--- Page extract ---
Using Memory Differently


Chip architects are beginning to rewrite the rules on how to choose, configure and use different types of memory, particularly for chips with AI and some advanced SoCs.

Chipmakers now have a number of options and tradeoffs to consider when choosing memories, based on factors such as the application and the characteristics of the memory workload, because different memory types work better than others for different workloads. Also important are placement of memories, the datapath to and from memory, and the volume and type of data that needs to be stored and processed.

“The industry is mass producing several types of memories that are designed to meet the key needs of different types of applications,” said Steven Woo, vice president, systems and solutions group, and distinguished inventor at Rambus Labs. “In some cases, it’s clear which memory is most appropriate for an application, while in others, there may be a choice between a couple different memories that might be suitable for a particular job. Characteristics of the application workload may help decide which is ultimately the right type of memory to choose. In other cases, factors like price, availability and implementation complexity may influence the choice of memory type.

In general, LPDDR is used for mobile and low-power applications, DDR for mainstream computing and many consumer applications, GDDR for graphics and high-performance computing applications like AI, machine learning, ADAS (advanced driver-assistance systems) and supercomputing. HBM, meanwhile, is for the highest-performance, most power-efficient processing.

--- Data section ---
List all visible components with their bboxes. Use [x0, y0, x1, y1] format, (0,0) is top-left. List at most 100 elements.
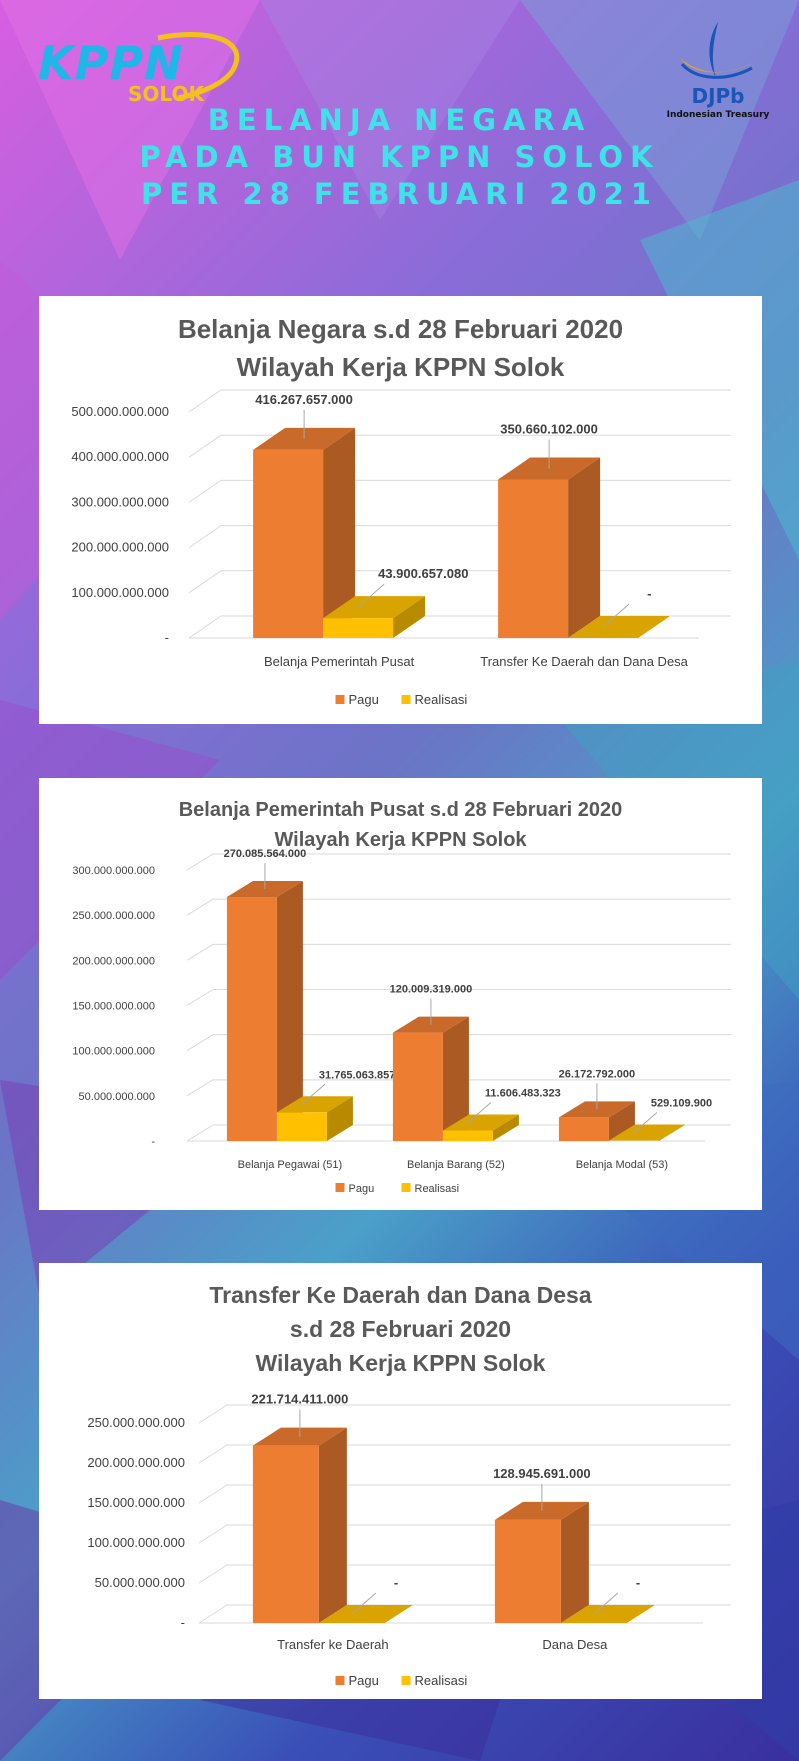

--- Task set ---
• a. Name every memory type that the article on chip memory mentions.
• b. According to the article on chip memory, what kind of applications is DDR generally used for?
• c. Pick up the article on chip memory from its last sentence and carry it on.

--- Task results ---
• a. LPDDR, DDR, GDDR and HBM.

• b. DDR is used for mainstream computing and many consumer applications.

• c.
Workloads typically are dependent on latency, bandwidth, capacity and power consumption, but there is an increasing amount of interplay between those in new chip designs. Any or all of those can complicate decisions about how to select, organize and configure memories to maximize performance or minimize power.

“Memories have a number of configuration options, some of which are programmable in configuration registers (for example, device latencies), while others are provided in separate devices altogether (such as x8 and x16 device widths),” Woo said. “Some workloads are highly sensitive to latency, and configuration registers should be programmed to minimize access time. Other workloads may be sensitive to bandwidth, and devices should be organized and configured to achieve the highest throughputs. The choice of which variant to select, and how to configure it, can be quite complicated in some applications. Choices depend on what is optimal for a particular application workload running on a particular processor.”

Memory also can be used in ways that are non-traditional, which complicates the choice even further.

“With a lot of the new algorithms and a lot of new strategies that are coming out for compute and analysis, memory is becoming almost an interesting utility,” said Mike Gianfagna, vice president of marketing at eSilicon. “It’s almost like it’s another circuit building block as opposed to just an off-chip or on-chip way of storing information. It’s a utility that’s linked very intimately with the algorithm.”

So while memory always been a key part of any design, dating all the way back to the introduction of the von Neumann architecture in the 1940s, there is much more focus on choosing, configuring and, in some cases, changing the functionality of those memories.

“For many years, one of the paramount ways that eSilicon had to differentiate itself was to customize memories for specific ASIC needs,” said Carlos Macián, eSilicon’s senior director of AI strategy and products. “In the recent past, the point was more along the lines of, ‘This particular ASIC could benefit from this particular configuration of a memory,’ and then optimizing it for a certain aspect ratio, a certain area or a certain power above and beyond what the off-the-shelf compilers could do because that had a tremendous impact on the final QoR of the product.”


Fig. 1: Basic von Neumann approach.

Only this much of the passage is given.